What to produce:
Search the entries for the word "attività" and pull out each line that has it.

Provided data:
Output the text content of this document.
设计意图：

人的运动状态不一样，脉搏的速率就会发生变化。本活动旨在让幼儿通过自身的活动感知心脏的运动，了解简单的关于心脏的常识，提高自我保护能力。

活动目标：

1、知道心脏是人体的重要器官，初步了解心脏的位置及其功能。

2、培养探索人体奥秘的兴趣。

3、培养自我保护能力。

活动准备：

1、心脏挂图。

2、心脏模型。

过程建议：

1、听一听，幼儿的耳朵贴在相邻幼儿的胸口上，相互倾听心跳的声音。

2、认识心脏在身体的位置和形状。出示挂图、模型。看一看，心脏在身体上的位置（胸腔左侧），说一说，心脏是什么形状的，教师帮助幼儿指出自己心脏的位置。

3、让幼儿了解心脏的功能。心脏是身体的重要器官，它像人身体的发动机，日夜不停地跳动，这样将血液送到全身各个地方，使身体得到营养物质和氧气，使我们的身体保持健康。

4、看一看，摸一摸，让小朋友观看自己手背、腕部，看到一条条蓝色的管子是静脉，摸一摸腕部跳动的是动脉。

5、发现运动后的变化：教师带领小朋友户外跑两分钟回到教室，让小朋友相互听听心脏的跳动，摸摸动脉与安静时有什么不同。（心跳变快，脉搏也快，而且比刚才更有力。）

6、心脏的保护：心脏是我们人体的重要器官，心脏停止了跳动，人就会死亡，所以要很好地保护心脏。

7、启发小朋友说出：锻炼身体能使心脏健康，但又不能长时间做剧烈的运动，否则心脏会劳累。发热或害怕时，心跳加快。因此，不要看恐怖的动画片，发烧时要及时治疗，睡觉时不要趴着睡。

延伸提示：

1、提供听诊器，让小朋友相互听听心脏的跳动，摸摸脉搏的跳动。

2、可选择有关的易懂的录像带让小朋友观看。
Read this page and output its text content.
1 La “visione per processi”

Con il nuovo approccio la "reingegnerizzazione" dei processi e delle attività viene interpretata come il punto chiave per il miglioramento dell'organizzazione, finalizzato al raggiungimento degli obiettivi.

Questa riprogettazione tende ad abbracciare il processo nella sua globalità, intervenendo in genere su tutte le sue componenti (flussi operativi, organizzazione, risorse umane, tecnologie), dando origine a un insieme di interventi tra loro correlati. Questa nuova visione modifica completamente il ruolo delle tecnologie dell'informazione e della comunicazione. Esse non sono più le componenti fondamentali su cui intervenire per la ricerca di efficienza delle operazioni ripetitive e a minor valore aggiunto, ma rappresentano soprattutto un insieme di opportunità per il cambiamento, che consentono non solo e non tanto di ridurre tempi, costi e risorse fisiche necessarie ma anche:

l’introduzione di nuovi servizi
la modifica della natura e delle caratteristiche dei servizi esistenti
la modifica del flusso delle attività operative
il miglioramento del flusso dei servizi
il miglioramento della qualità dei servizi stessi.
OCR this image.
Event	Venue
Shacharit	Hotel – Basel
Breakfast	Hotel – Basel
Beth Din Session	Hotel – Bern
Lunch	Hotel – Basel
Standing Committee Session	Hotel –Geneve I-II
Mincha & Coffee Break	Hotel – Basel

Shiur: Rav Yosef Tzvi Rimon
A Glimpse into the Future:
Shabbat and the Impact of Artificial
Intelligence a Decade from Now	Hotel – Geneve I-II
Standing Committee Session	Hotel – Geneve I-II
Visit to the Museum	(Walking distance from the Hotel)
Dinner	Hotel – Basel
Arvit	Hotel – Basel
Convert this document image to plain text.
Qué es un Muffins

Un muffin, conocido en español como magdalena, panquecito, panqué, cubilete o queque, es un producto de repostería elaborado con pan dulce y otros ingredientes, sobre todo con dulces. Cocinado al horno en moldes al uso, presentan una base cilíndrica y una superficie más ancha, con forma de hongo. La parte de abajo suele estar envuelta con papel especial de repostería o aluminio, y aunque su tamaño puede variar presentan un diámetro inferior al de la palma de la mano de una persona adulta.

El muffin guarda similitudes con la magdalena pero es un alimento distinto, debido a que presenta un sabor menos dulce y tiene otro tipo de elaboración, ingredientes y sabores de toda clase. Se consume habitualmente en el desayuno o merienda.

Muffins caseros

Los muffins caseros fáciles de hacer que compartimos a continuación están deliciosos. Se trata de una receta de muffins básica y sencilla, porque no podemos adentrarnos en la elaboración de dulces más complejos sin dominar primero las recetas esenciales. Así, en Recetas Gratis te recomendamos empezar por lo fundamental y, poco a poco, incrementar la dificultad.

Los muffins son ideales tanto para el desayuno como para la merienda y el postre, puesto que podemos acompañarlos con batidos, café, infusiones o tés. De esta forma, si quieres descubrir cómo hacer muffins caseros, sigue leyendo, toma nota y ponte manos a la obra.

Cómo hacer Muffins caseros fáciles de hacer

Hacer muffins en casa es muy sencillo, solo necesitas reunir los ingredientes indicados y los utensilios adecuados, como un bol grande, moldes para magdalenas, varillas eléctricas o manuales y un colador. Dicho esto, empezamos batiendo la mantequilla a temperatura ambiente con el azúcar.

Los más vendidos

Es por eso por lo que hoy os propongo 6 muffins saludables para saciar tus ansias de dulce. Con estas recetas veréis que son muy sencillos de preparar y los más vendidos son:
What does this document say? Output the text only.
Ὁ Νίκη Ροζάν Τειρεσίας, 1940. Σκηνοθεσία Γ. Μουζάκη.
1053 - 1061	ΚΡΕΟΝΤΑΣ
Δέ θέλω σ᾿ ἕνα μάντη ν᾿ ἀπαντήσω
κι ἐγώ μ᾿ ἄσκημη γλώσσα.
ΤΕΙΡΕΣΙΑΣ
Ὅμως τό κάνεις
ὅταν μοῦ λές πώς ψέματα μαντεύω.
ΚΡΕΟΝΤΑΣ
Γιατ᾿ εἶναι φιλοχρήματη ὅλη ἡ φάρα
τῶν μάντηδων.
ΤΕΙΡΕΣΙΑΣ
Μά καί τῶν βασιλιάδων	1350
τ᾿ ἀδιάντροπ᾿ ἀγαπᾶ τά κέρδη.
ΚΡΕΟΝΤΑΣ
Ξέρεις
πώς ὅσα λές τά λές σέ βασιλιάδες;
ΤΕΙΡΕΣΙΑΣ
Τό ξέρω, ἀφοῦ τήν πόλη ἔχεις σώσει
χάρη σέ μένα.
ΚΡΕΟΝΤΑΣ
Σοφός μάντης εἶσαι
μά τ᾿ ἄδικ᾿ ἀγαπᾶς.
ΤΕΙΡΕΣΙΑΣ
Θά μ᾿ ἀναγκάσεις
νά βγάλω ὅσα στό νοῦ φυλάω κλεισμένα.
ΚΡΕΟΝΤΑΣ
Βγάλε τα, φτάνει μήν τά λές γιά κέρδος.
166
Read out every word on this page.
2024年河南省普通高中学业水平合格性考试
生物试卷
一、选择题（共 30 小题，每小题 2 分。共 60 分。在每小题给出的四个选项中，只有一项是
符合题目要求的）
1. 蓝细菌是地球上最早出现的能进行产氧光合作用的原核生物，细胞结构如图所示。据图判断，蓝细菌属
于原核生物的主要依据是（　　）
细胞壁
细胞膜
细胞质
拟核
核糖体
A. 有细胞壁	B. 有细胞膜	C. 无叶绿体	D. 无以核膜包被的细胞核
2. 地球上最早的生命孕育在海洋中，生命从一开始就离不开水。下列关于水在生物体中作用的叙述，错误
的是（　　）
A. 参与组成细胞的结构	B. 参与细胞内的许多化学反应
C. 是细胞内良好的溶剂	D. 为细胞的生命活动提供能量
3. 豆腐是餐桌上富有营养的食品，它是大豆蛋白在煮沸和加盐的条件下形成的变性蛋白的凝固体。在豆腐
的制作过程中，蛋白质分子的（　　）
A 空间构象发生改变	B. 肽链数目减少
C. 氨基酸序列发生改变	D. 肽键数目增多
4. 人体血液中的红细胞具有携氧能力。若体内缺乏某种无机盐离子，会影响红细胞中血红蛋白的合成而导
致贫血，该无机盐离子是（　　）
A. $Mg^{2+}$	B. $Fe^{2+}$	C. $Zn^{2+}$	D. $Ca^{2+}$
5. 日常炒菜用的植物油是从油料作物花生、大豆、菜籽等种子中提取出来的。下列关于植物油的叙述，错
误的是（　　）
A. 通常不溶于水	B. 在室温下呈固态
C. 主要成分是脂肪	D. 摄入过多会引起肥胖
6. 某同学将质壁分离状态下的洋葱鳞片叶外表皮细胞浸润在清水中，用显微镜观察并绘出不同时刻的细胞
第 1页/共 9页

Expected answer:
Con il nuovo approccio la "reingegnerizzazione" dei processi e delle attività viene interpretata come il punto chiave per il miglioramento dell'organizzazione, finalizzato al raggiungimento degli obiettivi.
la modifica del flusso delle attività operative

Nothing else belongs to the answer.